Provided data:
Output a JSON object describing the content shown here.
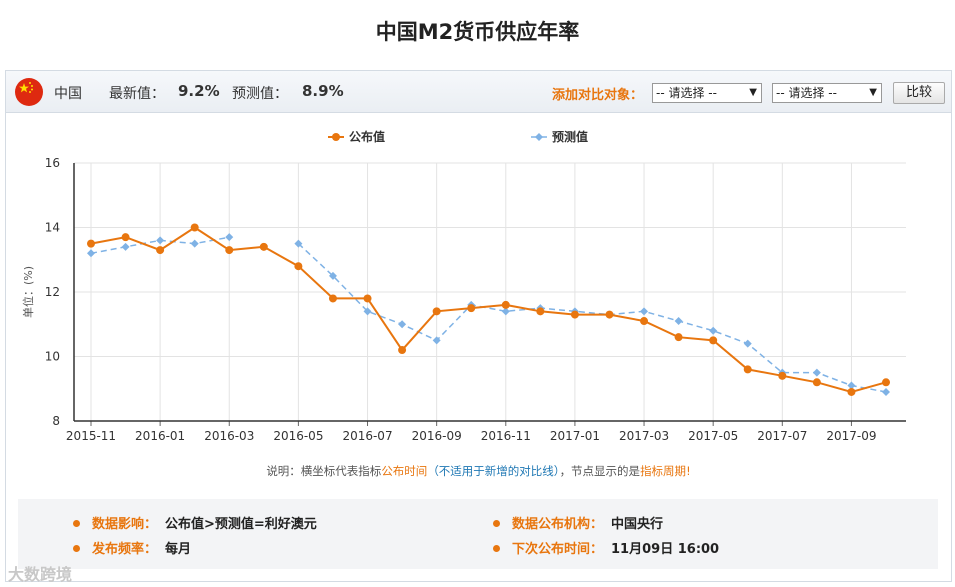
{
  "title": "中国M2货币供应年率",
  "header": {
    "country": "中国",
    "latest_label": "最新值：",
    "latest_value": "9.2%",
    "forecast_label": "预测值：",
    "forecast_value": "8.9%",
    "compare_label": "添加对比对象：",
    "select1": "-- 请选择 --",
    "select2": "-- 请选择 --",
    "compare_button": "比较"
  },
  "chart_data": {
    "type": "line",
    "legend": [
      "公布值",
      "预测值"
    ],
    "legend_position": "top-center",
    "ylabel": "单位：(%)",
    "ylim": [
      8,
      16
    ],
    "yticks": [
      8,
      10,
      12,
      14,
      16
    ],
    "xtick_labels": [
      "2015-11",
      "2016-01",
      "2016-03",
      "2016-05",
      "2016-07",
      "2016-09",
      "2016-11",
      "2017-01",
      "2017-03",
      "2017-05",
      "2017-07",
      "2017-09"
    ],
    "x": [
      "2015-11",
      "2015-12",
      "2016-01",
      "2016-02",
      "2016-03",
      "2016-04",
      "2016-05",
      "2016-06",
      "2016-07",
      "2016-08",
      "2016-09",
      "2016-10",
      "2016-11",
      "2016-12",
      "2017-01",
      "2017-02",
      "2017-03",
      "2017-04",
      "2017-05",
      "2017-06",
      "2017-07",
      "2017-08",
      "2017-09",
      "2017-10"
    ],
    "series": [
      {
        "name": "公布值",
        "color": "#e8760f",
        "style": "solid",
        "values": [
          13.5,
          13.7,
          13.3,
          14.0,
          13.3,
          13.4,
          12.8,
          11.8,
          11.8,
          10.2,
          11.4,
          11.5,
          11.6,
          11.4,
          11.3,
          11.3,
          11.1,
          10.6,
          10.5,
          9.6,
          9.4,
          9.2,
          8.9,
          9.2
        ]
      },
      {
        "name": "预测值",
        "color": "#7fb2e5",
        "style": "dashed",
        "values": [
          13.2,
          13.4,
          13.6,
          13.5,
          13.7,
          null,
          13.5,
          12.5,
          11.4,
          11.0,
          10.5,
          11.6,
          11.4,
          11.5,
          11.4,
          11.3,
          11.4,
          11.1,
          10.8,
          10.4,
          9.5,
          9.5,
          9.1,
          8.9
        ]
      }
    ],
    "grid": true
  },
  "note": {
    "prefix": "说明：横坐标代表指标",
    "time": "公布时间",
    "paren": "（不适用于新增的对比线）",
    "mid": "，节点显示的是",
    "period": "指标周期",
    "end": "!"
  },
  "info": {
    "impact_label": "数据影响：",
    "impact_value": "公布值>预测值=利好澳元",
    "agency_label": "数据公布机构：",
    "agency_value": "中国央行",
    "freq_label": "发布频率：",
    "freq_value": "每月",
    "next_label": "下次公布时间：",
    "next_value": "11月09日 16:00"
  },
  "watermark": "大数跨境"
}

Your instructions: Pictures in the records must not appear in the copy; transcribe everything else precisely.

Answer to this problem:
Output a JSON object describing the content shown here.
{
  "title": "中国M2货币供应年率",
  "header": {
    "country": "中国",
    "latest_label": "最新值：",
    "latest_value": "9.2%",
    "forecast_label": "预测值：",
    "forecast_value": "8.9%",
    "compare_label": "添加对比对象：",
    "select1": "-- 请选择 --",
    "select2": "-- 请选择 --",
    "compare_button": "比较"
  },
  "chart_data": {
    "type": "line",
    "legend": [
      "公布值",
      "预测值"
    ],
    "legend_position": "top-center",
    "ylabel": "单位：(%)",
    "ylim": [
      8,
      16
    ],
    "yticks": [
      8,
      10,
      12,
      14,
      16
    ],
    "xtick_labels": [
      "2015-11",
      "2016-01",
      "2016-03",
      "2016-05",
      "2016-07",
      "2016-09",
      "2016-11",
      "2017-01",
      "2017-03",
      "2017-05",
      "2017-07",
      "2017-09"
    ],
    "x": [
      "2015-11",
      "2015-12",
      "2016-01",
      "2016-02",
      "2016-03",
      "2016-04",
      "2016-05",
      "2016-06",
      "2016-07",
      "2016-08",
      "2016-09",
      "2016-10",
      "2016-11",
      "2016-12",
      "2017-01",
      "2017-02",
      "2017-03",
      "2017-04",
      "2017-05",
      "2017-06",
      "2017-07",
      "2017-08",
      "2017-09",
      "2017-10"
    ],
    "series": [
      {
        "name": "公布值",
        "color": "#e8760f",
        "style": "solid",
        "values": [
          13.5,
          13.7,
          13.3,
          14.0,
          13.3,
          13.4,
          12.8,
          11.8,
          11.8,
          10.2,
          11.4,
          11.5,
          11.6,
          11.4,
          11.3,
          11.3,
          11.1,
          10.6,
          10.5,
          9.6,
          9.4,
          9.2,
          8.9,
          9.2
        ]
      },
      {
        "name": "预测值",
        "color": "#7fb2e5",
        "style": "dashed",
        "values": [
          13.2,
          13.4,
          13.6,
          13.5,
          13.7,
          null,
          13.5,
          12.5,
          11.4,
          11.0,
          10.5,
          11.6,
          11.4,
          11.5,
          11.4,
          11.3,
          11.4,
          11.1,
          10.8,
          10.4,
          9.5,
          9.5,
          9.1,
          8.9
        ]
      }
    ],
    "grid": true
  },
  "note": {
    "prefix": "说明：横坐标代表指标",
    "time": "公布时间",
    "paren": "（不适用于新增的对比线）",
    "mid": "，节点显示的是",
    "period": "指标周期",
    "end": "!"
  },
  "info": {
    "impact_label": "数据影响：",
    "impact_value": "公布值>预测值=利好澳元",
    "agency_label": "数据公布机构：",
    "agency_value": "中国央行",
    "freq_label": "发布频率：",
    "freq_value": "每月",
    "next_label": "下次公布时间：",
    "next_value": "11月09日 16:00"
  },
  "watermark": "大数跨境"
}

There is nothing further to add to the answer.